Source records:
§

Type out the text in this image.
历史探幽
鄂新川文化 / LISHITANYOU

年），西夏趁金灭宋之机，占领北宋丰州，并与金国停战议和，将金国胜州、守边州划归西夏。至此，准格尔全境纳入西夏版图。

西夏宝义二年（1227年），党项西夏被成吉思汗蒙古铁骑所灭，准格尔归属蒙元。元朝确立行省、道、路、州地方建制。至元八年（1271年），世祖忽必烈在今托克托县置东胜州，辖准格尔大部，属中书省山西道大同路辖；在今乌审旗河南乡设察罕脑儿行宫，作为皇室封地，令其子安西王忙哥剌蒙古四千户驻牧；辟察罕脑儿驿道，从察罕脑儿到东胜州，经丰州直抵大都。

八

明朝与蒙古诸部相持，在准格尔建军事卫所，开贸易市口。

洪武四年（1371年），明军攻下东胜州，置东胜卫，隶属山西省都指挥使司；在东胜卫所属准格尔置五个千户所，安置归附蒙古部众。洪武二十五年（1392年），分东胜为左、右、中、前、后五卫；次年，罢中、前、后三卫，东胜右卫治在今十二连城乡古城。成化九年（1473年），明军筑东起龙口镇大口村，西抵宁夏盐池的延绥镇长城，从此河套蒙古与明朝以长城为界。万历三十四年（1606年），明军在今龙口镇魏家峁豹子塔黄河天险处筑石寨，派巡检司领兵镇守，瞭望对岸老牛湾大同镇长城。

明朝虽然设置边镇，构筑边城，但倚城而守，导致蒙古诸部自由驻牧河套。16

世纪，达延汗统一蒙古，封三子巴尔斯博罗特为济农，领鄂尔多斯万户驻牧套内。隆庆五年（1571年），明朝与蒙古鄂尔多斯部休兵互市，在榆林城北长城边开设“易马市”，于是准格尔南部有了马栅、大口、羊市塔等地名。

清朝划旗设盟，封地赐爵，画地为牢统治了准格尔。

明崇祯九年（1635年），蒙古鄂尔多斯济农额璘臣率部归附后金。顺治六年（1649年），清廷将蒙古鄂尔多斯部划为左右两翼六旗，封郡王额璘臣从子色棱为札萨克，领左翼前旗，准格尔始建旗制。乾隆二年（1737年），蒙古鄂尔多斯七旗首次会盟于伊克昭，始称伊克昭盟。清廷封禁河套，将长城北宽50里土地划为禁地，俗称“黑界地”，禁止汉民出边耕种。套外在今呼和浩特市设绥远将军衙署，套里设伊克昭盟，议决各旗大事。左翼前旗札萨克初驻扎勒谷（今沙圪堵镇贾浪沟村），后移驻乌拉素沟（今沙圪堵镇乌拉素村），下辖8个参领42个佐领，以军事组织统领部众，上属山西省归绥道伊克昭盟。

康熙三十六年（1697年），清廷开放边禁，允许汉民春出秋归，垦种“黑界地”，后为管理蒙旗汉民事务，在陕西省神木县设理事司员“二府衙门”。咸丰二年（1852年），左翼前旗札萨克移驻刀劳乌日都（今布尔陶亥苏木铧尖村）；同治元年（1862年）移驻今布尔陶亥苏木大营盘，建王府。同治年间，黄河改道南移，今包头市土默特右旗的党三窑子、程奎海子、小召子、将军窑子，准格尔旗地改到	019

§

EXERCISE BRIEF:
Restate the data above word for word, please.

ANSWER TO THE EXERCISE:
Type out the text in this image.
历史探幽
鄂新川文化 / LISHITANYOU

年），西夏趁金灭宋之机，占领北宋丰州，并与金国停战议和，将金国胜州、守边州划归西夏。至此，准格尔全境纳入西夏版图。

西夏宝义二年（1227年），党项西夏被成吉思汗蒙古铁骑所灭，准格尔归属蒙元。元朝确立行省、道、路、州地方建制。至元八年（1271年），世祖忽必烈在今托克托县置东胜州，辖准格尔大部，属中书省山西道大同路辖；在今乌审旗河南乡设察罕脑儿行宫，作为皇室封地，令其子安西王忙哥剌蒙古四千户驻牧；辟察罕脑儿驿道，从察罕脑儿到东胜州，经丰州直抵大都。

八

明朝与蒙古诸部相持，在准格尔建军事卫所，开贸易市口。

洪武四年（1371年），明军攻下东胜州，置东胜卫，隶属山西省都指挥使司；在东胜卫所属准格尔置五个千户所，安置归附蒙古部众。洪武二十五年（1392年），分东胜为左、右、中、前、后五卫；次年，罢中、前、后三卫，东胜右卫治在今十二连城乡古城。成化九年（1473年），明军筑东起龙口镇大口村，西抵宁夏盐池的延绥镇长城，从此河套蒙古与明朝以长城为界。万历三十四年（1606年），明军在今龙口镇魏家峁豹子塔黄河天险处筑石寨，派巡检司领兵镇守，瞭望对岸老牛湾大同镇长城。

明朝虽然设置边镇，构筑边城，但倚城而守，导致蒙古诸部自由驻牧河套。16

世纪，达延汗统一蒙古，封三子巴尔斯博罗特为济农，领鄂尔多斯万户驻牧套内。隆庆五年（1571年），明朝与蒙古鄂尔多斯部休兵互市，在榆林城北长城边开设“易马市”，于是准格尔南部有了马栅、大口、羊市塔等地名。

清朝划旗设盟，封地赐爵，画地为牢统治了准格尔。

明崇祯九年（1635年），蒙古鄂尔多斯济农额璘臣率部归附后金。顺治六年（1649年），清廷将蒙古鄂尔多斯部划为左右两翼六旗，封郡王额璘臣从子色棱为札萨克，领左翼前旗，准格尔始建旗制。乾隆二年（1737年），蒙古鄂尔多斯七旗首次会盟于伊克昭，始称伊克昭盟。清廷封禁河套，将长城北宽50里土地划为禁地，俗称“黑界地”，禁止汉民出边耕种。套外在今呼和浩特市设绥远将军衙署，套里设伊克昭盟，议决各旗大事。左翼前旗札萨克初驻扎勒谷（今沙圪堵镇贾浪沟村），后移驻乌拉素沟（今沙圪堵镇乌拉素村），下辖8个参领42个佐领，以军事组织统领部众，上属山西省归绥道伊克昭盟。

康熙三十六年（1697年），清廷开放边禁，允许汉民春出秋归，垦种“黑界地”，后为管理蒙旗汉民事务，在陕西省神木县设理事司员“二府衙门”。咸丰二年（1852年），左翼前旗札萨克移驻刀劳乌日都（今布尔陶亥苏木铧尖村）；同治元年（1862年）移驻今布尔陶亥苏木大营盘，建王府。同治年间，黄河改道南移，今包头市土默特右旗的党三窑子、程奎海子、小召子、将军窑子，准格尔旗地改到	019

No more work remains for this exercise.